- [WHAT TO WORK ON] Look through the entries and report how many lines include the word "любовь". Give the number alone.

>> Start

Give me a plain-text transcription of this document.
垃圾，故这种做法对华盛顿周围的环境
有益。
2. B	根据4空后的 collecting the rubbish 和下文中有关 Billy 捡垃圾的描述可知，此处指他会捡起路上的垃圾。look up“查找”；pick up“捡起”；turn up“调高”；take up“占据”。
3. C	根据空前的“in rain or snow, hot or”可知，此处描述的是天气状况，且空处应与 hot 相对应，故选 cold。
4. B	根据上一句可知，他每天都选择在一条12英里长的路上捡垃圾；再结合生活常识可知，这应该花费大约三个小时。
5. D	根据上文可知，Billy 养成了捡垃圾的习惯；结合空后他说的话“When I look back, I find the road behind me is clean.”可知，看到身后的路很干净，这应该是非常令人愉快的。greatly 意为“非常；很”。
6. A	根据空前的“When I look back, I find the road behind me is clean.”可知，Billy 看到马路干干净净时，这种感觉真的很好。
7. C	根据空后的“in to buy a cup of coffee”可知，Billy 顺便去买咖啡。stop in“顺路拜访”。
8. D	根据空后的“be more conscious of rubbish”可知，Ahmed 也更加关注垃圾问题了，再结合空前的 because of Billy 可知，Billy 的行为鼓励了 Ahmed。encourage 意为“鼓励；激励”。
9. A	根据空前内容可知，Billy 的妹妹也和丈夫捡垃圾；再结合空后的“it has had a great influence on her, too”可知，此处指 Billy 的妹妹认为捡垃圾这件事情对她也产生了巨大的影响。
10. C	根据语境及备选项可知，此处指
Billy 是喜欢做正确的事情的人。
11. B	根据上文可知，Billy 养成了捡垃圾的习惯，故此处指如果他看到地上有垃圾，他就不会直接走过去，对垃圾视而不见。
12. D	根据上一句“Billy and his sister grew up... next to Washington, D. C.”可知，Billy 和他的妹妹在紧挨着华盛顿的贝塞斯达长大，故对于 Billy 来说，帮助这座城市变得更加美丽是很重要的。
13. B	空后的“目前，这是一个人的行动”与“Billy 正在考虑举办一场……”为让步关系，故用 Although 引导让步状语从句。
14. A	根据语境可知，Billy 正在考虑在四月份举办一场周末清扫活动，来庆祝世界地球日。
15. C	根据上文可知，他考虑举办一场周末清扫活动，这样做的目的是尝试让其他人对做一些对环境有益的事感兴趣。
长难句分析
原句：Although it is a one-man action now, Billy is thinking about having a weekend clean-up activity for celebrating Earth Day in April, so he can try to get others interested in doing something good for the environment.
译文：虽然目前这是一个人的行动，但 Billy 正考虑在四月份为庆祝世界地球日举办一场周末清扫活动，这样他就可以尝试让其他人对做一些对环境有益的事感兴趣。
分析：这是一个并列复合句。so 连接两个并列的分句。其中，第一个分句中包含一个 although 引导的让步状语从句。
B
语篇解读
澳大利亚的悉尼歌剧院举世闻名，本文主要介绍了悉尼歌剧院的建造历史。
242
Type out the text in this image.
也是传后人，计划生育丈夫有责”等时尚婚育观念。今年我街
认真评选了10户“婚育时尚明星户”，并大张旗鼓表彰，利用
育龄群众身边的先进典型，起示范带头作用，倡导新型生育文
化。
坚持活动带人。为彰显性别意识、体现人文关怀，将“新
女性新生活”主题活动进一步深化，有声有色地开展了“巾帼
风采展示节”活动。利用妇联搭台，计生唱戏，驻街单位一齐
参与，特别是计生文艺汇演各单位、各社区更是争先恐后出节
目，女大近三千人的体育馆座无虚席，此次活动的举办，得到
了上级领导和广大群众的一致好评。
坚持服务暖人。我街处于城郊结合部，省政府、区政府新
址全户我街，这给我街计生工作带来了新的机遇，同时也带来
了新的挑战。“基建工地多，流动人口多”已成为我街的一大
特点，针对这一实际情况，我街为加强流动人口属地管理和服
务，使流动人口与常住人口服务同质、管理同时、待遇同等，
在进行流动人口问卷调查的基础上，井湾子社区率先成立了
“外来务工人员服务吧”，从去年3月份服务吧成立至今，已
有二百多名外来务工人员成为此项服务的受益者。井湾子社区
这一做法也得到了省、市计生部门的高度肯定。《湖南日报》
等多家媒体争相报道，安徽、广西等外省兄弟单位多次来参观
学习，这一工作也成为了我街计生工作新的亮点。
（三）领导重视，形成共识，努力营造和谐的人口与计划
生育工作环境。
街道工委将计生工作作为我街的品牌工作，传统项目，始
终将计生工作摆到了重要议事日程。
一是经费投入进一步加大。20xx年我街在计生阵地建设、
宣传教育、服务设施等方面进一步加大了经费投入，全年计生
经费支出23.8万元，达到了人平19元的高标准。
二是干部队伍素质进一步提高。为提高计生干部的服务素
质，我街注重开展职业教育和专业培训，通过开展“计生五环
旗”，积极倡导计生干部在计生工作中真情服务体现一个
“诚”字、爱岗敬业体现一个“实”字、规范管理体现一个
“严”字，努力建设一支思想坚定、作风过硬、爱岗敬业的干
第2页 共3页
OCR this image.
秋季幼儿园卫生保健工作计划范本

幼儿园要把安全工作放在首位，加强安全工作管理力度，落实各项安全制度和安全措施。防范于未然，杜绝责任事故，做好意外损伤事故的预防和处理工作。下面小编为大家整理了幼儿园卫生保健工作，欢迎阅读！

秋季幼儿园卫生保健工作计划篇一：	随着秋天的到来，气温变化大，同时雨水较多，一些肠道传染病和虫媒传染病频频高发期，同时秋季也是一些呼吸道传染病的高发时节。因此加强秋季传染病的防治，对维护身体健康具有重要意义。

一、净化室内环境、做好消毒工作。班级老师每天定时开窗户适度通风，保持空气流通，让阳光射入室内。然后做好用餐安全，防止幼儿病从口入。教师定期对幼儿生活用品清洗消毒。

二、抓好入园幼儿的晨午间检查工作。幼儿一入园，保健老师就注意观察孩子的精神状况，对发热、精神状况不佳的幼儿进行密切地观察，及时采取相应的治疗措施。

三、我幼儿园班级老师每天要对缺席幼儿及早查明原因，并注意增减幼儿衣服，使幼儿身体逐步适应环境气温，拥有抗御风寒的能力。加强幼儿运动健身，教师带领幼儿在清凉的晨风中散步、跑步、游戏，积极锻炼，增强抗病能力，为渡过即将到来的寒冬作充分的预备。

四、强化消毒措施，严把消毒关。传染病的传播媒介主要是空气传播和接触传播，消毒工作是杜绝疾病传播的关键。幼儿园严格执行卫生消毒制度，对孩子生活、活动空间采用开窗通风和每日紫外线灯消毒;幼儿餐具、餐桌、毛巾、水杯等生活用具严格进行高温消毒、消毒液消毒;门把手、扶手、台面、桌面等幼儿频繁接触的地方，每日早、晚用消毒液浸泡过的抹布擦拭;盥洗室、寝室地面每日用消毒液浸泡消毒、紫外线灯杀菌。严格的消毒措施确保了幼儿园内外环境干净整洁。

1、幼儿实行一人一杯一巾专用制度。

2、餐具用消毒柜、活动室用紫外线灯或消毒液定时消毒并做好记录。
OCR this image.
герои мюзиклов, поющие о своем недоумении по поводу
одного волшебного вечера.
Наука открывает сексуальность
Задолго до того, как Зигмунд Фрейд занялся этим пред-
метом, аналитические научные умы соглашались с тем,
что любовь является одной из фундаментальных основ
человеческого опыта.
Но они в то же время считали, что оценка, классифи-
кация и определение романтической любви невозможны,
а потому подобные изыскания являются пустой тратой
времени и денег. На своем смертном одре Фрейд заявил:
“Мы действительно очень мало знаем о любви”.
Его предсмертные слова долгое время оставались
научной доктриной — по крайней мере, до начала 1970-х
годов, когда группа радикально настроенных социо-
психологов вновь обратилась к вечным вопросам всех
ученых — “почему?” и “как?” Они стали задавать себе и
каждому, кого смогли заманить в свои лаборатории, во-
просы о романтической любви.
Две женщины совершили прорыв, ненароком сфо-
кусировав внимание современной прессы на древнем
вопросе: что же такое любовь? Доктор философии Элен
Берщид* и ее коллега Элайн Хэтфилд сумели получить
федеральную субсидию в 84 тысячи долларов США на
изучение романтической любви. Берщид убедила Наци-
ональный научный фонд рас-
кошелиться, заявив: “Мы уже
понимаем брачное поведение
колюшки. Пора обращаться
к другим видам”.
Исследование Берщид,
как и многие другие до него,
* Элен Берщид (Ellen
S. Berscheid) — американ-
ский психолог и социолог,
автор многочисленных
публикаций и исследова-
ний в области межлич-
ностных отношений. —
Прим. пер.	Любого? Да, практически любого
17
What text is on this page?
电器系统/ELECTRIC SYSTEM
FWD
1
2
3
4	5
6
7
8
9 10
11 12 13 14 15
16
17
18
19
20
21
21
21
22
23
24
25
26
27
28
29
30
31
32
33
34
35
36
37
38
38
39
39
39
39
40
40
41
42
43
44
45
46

>> End

- [THE OUTPUT] 2